— begin Exercise materials —

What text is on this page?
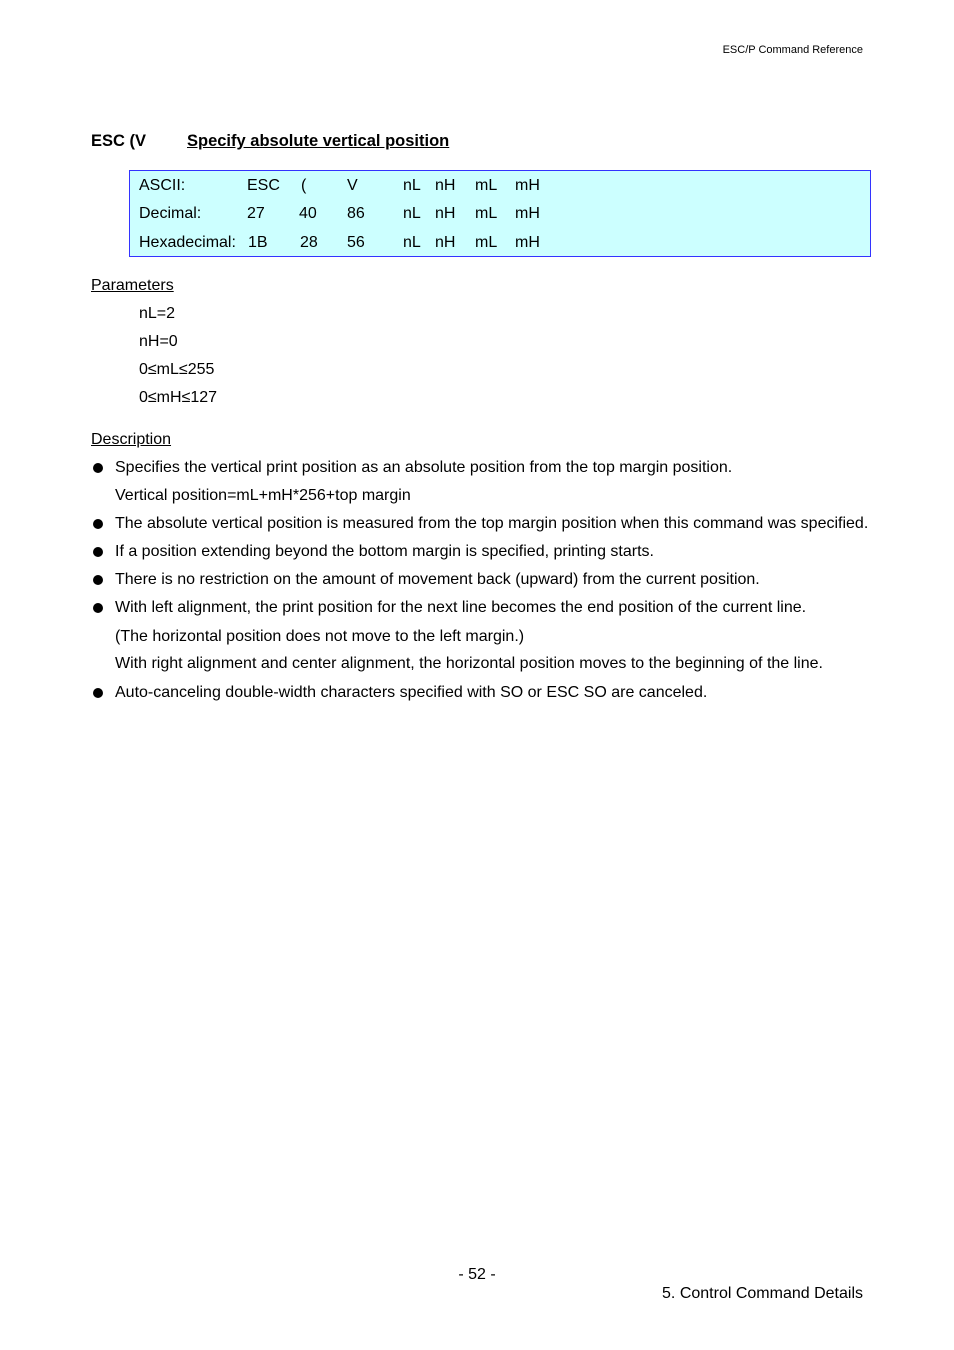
ESC/P Command Reference
ESC (V Specify absolute vertical position
ASCII:	ESC (	V	nL nH mL mH
Decimal:	27 40 86 nL nH mL mH
Hexadecimal: 1B 28 56 nL nH mL mH
Parameters
nL=2
nH=0
0≤mL≤255
0≤mH≤127
Description
Specifies the vertical print position as an absolute position from the top margin position.
Vertical position=mL+mH*256+top margin
The absolute vertical position is measured from the top margin position when this command was specified.
If a position extending beyond the bottom margin is specified, printing starts.
There is no restriction on the amount of movement back (upward) from the current position.
With left alignment, the print position for the next line becomes the end position of the current line.
(The horizontal position does not move to the left margin.)
With right alignment and center alignment, the horizontal position moves to the beginning of the line.
Auto-canceling double-width characters specified with SO or ESC SO are canceled.
- 52 -
5. Control Command Details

— end Exercise materials —

What the exercise asks ▸ Every line above that contains the word "this" should be reported.

Written answer ▸
What text is on this page?
The absolute vertical position is measured from the top margin position when this command was specified.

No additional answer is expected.